[Entries]
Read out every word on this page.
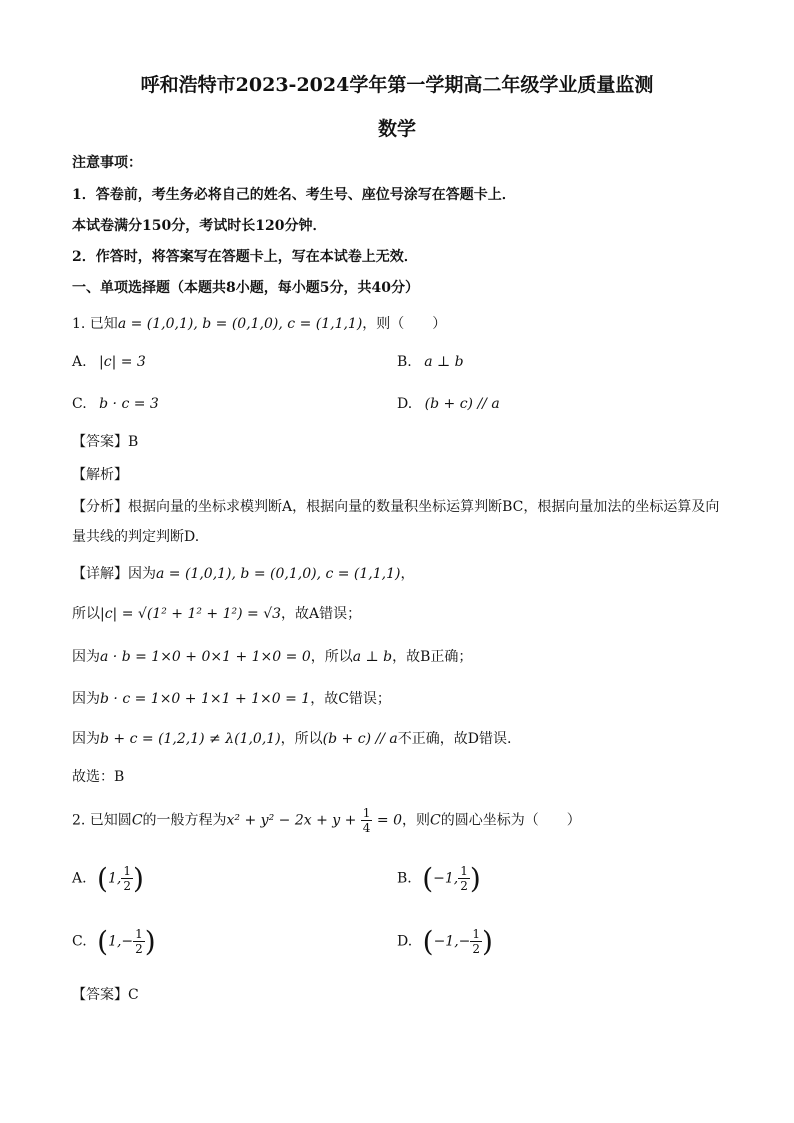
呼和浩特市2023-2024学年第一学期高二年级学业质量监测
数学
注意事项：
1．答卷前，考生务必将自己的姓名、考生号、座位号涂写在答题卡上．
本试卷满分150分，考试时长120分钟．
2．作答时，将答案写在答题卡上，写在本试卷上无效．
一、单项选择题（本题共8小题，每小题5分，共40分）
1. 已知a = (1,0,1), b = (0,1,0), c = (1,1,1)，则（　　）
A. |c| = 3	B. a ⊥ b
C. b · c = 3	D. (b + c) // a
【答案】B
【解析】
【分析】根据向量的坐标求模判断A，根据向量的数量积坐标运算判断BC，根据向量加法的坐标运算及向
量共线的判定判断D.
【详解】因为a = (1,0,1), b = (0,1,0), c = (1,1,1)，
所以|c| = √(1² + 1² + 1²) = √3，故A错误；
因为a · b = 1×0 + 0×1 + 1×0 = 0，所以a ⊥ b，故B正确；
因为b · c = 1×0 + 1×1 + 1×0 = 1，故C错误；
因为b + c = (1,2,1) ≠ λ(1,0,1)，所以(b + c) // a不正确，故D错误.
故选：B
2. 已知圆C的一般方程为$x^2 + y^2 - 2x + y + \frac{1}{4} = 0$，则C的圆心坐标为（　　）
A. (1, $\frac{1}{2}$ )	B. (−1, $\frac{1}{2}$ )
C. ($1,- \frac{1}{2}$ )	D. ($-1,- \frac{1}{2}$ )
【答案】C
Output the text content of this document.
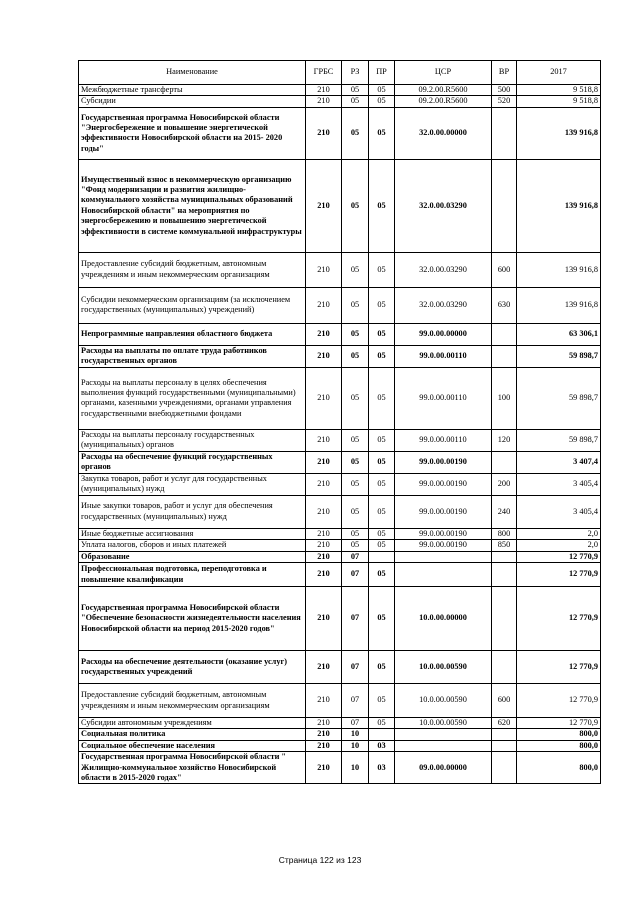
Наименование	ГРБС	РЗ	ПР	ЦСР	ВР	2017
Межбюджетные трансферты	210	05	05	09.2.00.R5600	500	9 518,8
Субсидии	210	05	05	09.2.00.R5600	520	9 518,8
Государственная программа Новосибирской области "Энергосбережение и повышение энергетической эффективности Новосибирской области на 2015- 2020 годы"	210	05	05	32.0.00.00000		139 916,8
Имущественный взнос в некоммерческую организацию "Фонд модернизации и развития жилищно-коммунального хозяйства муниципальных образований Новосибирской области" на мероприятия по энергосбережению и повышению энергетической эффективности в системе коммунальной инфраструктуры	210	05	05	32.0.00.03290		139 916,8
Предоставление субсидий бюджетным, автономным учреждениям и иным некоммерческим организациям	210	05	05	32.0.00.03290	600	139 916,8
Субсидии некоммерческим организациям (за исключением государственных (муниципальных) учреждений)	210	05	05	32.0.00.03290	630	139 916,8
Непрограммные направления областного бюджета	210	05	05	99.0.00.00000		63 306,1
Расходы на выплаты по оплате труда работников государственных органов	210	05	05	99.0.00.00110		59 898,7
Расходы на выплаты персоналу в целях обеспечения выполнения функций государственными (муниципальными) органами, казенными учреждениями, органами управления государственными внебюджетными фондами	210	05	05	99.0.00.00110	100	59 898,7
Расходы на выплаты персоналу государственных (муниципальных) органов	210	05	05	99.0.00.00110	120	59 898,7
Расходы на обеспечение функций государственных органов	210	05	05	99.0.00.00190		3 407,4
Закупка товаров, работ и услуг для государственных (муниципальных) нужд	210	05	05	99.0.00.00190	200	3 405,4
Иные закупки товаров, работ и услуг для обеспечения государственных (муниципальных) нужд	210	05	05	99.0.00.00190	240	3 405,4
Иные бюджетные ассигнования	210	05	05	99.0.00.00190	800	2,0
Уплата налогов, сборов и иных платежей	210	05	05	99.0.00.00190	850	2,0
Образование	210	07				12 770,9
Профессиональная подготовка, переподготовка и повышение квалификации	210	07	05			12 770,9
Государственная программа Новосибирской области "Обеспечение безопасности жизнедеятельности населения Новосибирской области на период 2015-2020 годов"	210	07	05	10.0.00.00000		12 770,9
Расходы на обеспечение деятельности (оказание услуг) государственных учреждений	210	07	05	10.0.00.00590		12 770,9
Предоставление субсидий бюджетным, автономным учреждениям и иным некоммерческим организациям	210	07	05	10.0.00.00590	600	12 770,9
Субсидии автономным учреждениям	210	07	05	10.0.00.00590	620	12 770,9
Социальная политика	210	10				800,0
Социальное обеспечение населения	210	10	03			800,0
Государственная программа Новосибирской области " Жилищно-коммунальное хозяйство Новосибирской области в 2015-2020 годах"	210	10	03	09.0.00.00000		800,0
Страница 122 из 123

[What the task asks] Repeat the data above exactly, but not the pictures.

[Exercise result]
Read out every word on this page.
呼和浩特市2023-2024学年第一学期高二年级学业质量监测
数学
注意事项：
1．答卷前，考生务必将自己的姓名、考生号、座位号涂写在答题卡上．
本试卷满分150分，考试时长120分钟．
2．作答时，将答案写在答题卡上，写在本试卷上无效．
一、单项选择题（本题共8小题，每小题5分，共40分）
1. 已知a = (1,0,1), b = (0,1,0), c = (1,1,1)，则（　　）
A. |c| = 3	B. a ⊥ b
C. b · c = 3	D. (b + c) // a
【答案】B
【解析】
【分析】根据向量的坐标求模判断A，根据向量的数量积坐标运算判断BC，根据向量加法的坐标运算及向
量共线的判定判断D.
【详解】因为a = (1,0,1), b = (0,1,0), c = (1,1,1)，
所以|c| = √(1² + 1² + 1²) = √3，故A错误；
因为a · b = 1×0 + 0×1 + 1×0 = 0，所以a ⊥ b，故B正确；
因为b · c = 1×0 + 1×1 + 1×0 = 1，故C错误；
因为b + c = (1,2,1) ≠ λ(1,0,1)，所以(b + c) // a不正确，故D错误.
故选：B
2. 已知圆C的一般方程为$x^2 + y^2 - 2x + y + \frac{1}{4} = 0$，则C的圆心坐标为（　　）
A. (1, $\frac{1}{2}$ )	B. (−1, $\frac{1}{2}$ )
C. ($1,- \frac{1}{2}$ )	D. ($-1,- \frac{1}{2}$ )
【答案】C
Output the text content of this document.
Наименование	ГРБС	РЗ	ПР	ЦСР	ВР	2017
Межбюджетные трансферты	210	05	05	09.2.00.R5600	500	9 518,8
Субсидии	210	05	05	09.2.00.R5600	520	9 518,8
Государственная программа Новосибирской области "Энергосбережение и повышение энергетической эффективности Новосибирской области на 2015- 2020 годы"	210	05	05	32.0.00.00000		139 916,8
Имущественный взнос в некоммерческую организацию "Фонд модернизации и развития жилищно-коммунального хозяйства муниципальных образований Новосибирской области" на мероприятия по энергосбережению и повышению энергетической эффективности в системе коммунальной инфраструктуры	210	05	05	32.0.00.03290		139 916,8
Предоставление субсидий бюджетным, автономным учреждениям и иным некоммерческим организациям	210	05	05	32.0.00.03290	600	139 916,8
Субсидии некоммерческим организациям (за исключением государственных (муниципальных) учреждений)	210	05	05	32.0.00.03290	630	139 916,8
Непрограммные направления областного бюджета	210	05	05	99.0.00.00000		63 306,1
Расходы на выплаты по оплате труда работников государственных органов	210	05	05	99.0.00.00110		59 898,7
Расходы на выплаты персоналу в целях обеспечения выполнения функций государственными (муниципальными) органами, казенными учреждениями, органами управления государственными внебюджетными фондами	210	05	05	99.0.00.00110	100	59 898,7
Расходы на выплаты персоналу государственных (муниципальных) органов	210	05	05	99.0.00.00110	120	59 898,7
Расходы на обеспечение функций государственных органов	210	05	05	99.0.00.00190		3 407,4
Закупка товаров, работ и услуг для государственных (муниципальных) нужд	210	05	05	99.0.00.00190	200	3 405,4
Иные закупки товаров, работ и услуг для обеспечения государственных (муниципальных) нужд	210	05	05	99.0.00.00190	240	3 405,4
Иные бюджетные ассигнования	210	05	05	99.0.00.00190	800	2,0
Уплата налогов, сборов и иных платежей	210	05	05	99.0.00.00190	850	2,0
Образование	210	07				12 770,9
Профессиональная подготовка, переподготовка и повышение квалификации	210	07	05			12 770,9
Государственная программа Новосибирской области "Обеспечение безопасности жизнедеятельности населения Новосибирской области на период 2015-2020 годов"	210	07	05	10.0.00.00000		12 770,9
Расходы на обеспечение деятельности (оказание услуг) государственных учреждений	210	07	05	10.0.00.00590		12 770,9
Предоставление субсидий бюджетным, автономным учреждениям и иным некоммерческим организациям	210	07	05	10.0.00.00590	600	12 770,9
Субсидии автономным учреждениям	210	07	05	10.0.00.00590	620	12 770,9
Социальная политика	210	10				800,0
Социальное обеспечение населения	210	10	03			800,0
Государственная программа Новосибирской области " Жилищно-коммунальное хозяйство Новосибирской области в 2015-2020 годах"	210	10	03	09.0.00.00000		800,0
Страница 122 из 123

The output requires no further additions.